INSTRUCTION :: Copy the data below line for line, without any changes.

TASK INPUT ::
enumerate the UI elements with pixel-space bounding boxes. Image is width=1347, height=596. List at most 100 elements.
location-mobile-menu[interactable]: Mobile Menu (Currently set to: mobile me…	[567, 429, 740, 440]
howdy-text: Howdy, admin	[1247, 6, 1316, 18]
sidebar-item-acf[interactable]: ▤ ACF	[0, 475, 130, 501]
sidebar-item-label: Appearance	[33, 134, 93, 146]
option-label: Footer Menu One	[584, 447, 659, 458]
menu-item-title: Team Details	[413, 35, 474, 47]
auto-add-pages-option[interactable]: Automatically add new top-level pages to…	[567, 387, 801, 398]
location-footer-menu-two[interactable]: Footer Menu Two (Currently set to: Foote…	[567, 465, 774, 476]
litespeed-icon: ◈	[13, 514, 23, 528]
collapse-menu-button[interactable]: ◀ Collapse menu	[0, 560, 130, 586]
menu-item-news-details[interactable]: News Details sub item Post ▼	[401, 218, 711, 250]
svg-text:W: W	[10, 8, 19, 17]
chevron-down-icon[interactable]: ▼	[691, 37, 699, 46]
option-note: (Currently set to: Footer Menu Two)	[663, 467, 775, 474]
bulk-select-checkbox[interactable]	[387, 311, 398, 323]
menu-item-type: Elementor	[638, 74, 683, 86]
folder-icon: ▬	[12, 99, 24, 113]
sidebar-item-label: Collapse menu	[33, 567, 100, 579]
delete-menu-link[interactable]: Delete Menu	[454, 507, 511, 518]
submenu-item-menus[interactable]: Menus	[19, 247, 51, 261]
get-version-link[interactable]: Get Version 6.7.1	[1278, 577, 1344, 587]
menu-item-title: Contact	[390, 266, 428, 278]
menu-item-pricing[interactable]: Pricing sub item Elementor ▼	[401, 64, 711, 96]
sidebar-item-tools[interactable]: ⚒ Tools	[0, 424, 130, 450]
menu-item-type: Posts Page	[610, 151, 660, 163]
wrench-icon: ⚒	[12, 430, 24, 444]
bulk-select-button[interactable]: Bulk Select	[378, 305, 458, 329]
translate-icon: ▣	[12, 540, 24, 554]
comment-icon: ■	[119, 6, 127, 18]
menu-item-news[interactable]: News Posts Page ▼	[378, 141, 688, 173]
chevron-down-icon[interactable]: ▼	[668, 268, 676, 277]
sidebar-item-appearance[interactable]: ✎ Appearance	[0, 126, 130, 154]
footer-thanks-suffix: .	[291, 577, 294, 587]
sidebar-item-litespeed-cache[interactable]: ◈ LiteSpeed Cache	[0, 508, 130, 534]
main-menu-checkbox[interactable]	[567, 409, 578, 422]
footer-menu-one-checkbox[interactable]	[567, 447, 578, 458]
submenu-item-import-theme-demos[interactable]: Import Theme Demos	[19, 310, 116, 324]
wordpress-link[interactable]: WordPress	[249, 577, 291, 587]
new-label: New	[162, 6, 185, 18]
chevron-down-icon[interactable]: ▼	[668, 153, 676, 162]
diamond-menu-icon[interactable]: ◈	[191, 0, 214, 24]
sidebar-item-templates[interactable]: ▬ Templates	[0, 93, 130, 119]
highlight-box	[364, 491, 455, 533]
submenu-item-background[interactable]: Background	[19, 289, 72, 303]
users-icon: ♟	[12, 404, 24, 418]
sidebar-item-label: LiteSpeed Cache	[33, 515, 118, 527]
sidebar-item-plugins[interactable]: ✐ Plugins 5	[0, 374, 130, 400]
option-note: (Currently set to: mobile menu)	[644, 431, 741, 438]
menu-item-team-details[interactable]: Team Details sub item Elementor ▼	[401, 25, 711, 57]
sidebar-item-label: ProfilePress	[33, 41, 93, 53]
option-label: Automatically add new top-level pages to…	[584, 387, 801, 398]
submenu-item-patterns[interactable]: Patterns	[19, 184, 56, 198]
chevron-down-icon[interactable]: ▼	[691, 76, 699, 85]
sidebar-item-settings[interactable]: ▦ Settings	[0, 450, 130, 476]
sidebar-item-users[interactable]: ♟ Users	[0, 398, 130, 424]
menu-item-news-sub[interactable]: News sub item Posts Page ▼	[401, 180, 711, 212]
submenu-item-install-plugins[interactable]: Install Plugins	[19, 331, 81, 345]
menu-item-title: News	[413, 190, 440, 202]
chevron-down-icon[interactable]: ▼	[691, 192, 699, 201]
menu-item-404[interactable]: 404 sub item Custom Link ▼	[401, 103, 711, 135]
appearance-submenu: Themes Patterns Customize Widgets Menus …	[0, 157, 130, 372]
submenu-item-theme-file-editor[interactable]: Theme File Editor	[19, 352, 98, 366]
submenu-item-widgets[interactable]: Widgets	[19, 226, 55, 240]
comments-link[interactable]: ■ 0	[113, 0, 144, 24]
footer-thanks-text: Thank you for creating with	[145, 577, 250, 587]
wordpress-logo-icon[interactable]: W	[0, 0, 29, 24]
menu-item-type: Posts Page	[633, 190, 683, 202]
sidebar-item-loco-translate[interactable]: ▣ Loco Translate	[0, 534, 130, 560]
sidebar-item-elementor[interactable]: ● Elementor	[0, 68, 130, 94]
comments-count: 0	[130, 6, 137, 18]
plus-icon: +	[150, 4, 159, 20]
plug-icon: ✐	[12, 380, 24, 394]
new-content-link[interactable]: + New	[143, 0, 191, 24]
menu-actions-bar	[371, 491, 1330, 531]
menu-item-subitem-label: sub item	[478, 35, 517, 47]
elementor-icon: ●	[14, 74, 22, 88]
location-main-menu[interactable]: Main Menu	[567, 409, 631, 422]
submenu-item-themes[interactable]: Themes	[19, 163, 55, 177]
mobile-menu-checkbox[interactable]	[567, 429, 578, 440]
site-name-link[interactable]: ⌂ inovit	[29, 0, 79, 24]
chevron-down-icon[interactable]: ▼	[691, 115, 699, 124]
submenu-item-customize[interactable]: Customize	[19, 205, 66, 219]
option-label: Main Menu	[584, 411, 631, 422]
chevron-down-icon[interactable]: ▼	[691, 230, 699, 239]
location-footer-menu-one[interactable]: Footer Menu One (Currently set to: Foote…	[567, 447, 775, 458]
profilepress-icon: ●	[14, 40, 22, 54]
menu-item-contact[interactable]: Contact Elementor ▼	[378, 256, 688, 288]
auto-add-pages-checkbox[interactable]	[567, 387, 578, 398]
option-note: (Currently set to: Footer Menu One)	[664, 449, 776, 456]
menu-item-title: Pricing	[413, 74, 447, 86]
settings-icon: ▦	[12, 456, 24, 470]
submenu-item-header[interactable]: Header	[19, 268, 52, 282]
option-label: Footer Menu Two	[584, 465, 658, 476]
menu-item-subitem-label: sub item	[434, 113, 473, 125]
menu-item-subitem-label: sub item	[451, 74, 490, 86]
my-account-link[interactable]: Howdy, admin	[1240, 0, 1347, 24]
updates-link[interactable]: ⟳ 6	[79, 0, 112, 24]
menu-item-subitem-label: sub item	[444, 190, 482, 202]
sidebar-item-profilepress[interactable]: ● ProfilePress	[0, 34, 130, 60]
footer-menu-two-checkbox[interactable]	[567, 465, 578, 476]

SOLUTION TO THIS PROBLEM ::
enumerate the UI elements with pixel-space bounding boxes. Image is width=1347, height=596. List at most 100 elements.
location-mobile-menu[interactable]: Mobile Menu (Currently set to: mobile me…	[567, 429, 740, 440]
howdy-text: Howdy, admin	[1247, 6, 1316, 18]
sidebar-item-acf[interactable]: ▤ ACF	[0, 475, 130, 501]
sidebar-item-label: Appearance	[33, 134, 93, 146]
option-label: Footer Menu One	[584, 447, 659, 458]
menu-item-title: Team Details	[413, 35, 474, 47]
auto-add-pages-option[interactable]: Automatically add new top-level pages to…	[567, 387, 801, 398]
location-footer-menu-two[interactable]: Footer Menu Two (Currently set to: Foote…	[567, 465, 774, 476]
litespeed-icon: ◈	[13, 514, 23, 528]
collapse-menu-button[interactable]: ◀ Collapse menu	[0, 560, 130, 586]
menu-item-news-details[interactable]: News Details sub item Post ▼	[401, 218, 711, 250]
svg-text:W: W	[10, 8, 19, 17]
chevron-down-icon[interactable]: ▼	[691, 37, 699, 46]
option-note: (Currently set to: Footer Menu Two)	[663, 467, 775, 474]
bulk-select-checkbox[interactable]	[387, 311, 398, 323]
menu-item-type: Elementor	[638, 74, 683, 86]
folder-icon: ▬	[12, 99, 24, 113]
sidebar-item-label: Collapse menu	[33, 567, 100, 579]
delete-menu-link[interactable]: Delete Menu	[454, 507, 511, 518]
submenu-item-menus[interactable]: Menus	[19, 247, 51, 261]
get-version-link[interactable]: Get Version 6.7.1	[1278, 577, 1344, 587]
menu-item-title: Contact	[390, 266, 428, 278]
menu-item-pricing[interactable]: Pricing sub item Elementor ▼	[401, 64, 711, 96]
sidebar-item-tools[interactable]: ⚒ Tools	[0, 424, 130, 450]
menu-item-type: Posts Page	[610, 151, 660, 163]
wrench-icon: ⚒	[12, 430, 24, 444]
bulk-select-button[interactable]: Bulk Select	[378, 305, 458, 329]
translate-icon: ▣	[12, 540, 24, 554]
comment-icon: ■	[119, 6, 127, 18]
menu-item-news[interactable]: News Posts Page ▼	[378, 141, 688, 173]
chevron-down-icon[interactable]: ▼	[668, 268, 676, 277]
sidebar-item-appearance[interactable]: ✎ Appearance	[0, 126, 130, 154]
footer-thanks-suffix: .	[291, 577, 294, 587]
sidebar-item-litespeed-cache[interactable]: ◈ LiteSpeed Cache	[0, 508, 130, 534]
main-menu-checkbox[interactable]	[567, 409, 578, 422]
footer-menu-one-checkbox[interactable]	[567, 447, 578, 458]
submenu-item-import-theme-demos[interactable]: Import Theme Demos	[19, 310, 116, 324]
wordpress-link[interactable]: WordPress	[249, 577, 291, 587]
new-label: New	[162, 6, 185, 18]
chevron-down-icon[interactable]: ▼	[668, 153, 676, 162]
diamond-menu-icon[interactable]: ◈	[191, 0, 214, 24]
sidebar-item-templates[interactable]: ▬ Templates	[0, 93, 130, 119]
highlight-box	[364, 491, 455, 533]
submenu-item-background[interactable]: Background	[19, 289, 72, 303]
users-icon: ♟	[12, 404, 24, 418]
sidebar-item-label: LiteSpeed Cache	[33, 515, 118, 527]
sidebar-item-plugins[interactable]: ✐ Plugins 5	[0, 374, 130, 400]
option-note: (Currently set to: mobile menu)	[644, 431, 741, 438]
menu-item-team-details[interactable]: Team Details sub item Elementor ▼	[401, 25, 711, 57]
sidebar-item-label: ProfilePress	[33, 41, 93, 53]
option-label: Automatically add new top-level pages to…	[584, 387, 801, 398]
submenu-item-patterns[interactable]: Patterns	[19, 184, 56, 198]
chevron-down-icon[interactable]: ▼	[691, 76, 699, 85]
sidebar-item-settings[interactable]: ▦ Settings	[0, 450, 130, 476]
sidebar-item-users[interactable]: ♟ Users	[0, 398, 130, 424]
menu-item-news-sub[interactable]: News sub item Posts Page ▼	[401, 180, 711, 212]
submenu-item-install-plugins[interactable]: Install Plugins	[19, 331, 81, 345]
menu-item-title: News	[413, 190, 440, 202]
chevron-down-icon[interactable]: ▼	[691, 192, 699, 201]
menu-item-404[interactable]: 404 sub item Custom Link ▼	[401, 103, 711, 135]
appearance-submenu: Themes Patterns Customize Widgets Menus …	[0, 157, 130, 372]
submenu-item-theme-file-editor[interactable]: Theme File Editor	[19, 352, 98, 366]
submenu-item-widgets[interactable]: Widgets	[19, 226, 55, 240]
comments-link[interactable]: ■ 0	[113, 0, 144, 24]
footer-thanks-text: Thank you for creating with	[145, 577, 250, 587]
wordpress-logo-icon[interactable]: W	[0, 0, 29, 24]
menu-item-type: Posts Page	[633, 190, 683, 202]
sidebar-item-loco-translate[interactable]: ▣ Loco Translate	[0, 534, 130, 560]
sidebar-item-elementor[interactable]: ● Elementor	[0, 68, 130, 94]
comments-count: 0	[130, 6, 137, 18]
plus-icon: +	[150, 4, 159, 20]
plug-icon: ✐	[12, 380, 24, 394]
new-content-link[interactable]: + New	[143, 0, 191, 24]
menu-actions-bar	[371, 491, 1330, 531]
menu-item-subitem-label: sub item	[478, 35, 517, 47]
elementor-icon: ●	[14, 74, 22, 88]
location-main-menu[interactable]: Main Menu	[567, 409, 631, 422]
submenu-item-themes[interactable]: Themes	[19, 163, 55, 177]
mobile-menu-checkbox[interactable]	[567, 429, 578, 440]
site-name-link[interactable]: ⌂ inovit	[29, 0, 79, 24]
chevron-down-icon[interactable]: ▼	[691, 115, 699, 124]
submenu-item-customize[interactable]: Customize	[19, 205, 66, 219]
option-label: Main Menu	[584, 411, 631, 422]
chevron-down-icon[interactable]: ▼	[691, 230, 699, 239]
location-footer-menu-one[interactable]: Footer Menu One (Currently set to: Foote…	[567, 447, 775, 458]
profilepress-icon: ●	[14, 40, 22, 54]
menu-item-contact[interactable]: Contact Elementor ▼	[378, 256, 688, 288]
auto-add-pages-checkbox[interactable]	[567, 387, 578, 398]
option-note: (Currently set to: Footer Menu One)	[664, 449, 776, 456]
menu-item-title: Pricing	[413, 74, 447, 86]
settings-icon: ▦	[12, 456, 24, 470]
submenu-item-header[interactable]: Header	[19, 268, 52, 282]
option-label: Footer Menu Two	[584, 465, 658, 476]
menu-item-subitem-label: sub item	[434, 113, 473, 125]
menu-item-subitem-label: sub item	[451, 74, 490, 86]
my-account-link[interactable]: Howdy, admin	[1240, 0, 1347, 24]
updates-link[interactable]: ⟳ 6	[79, 0, 112, 24]
menu-item-subitem-label: sub item	[444, 190, 482, 202]
sidebar-item-profilepress[interactable]: ● ProfilePress	[0, 34, 130, 60]
footer-menu-two-checkbox[interactable]	[567, 465, 578, 476]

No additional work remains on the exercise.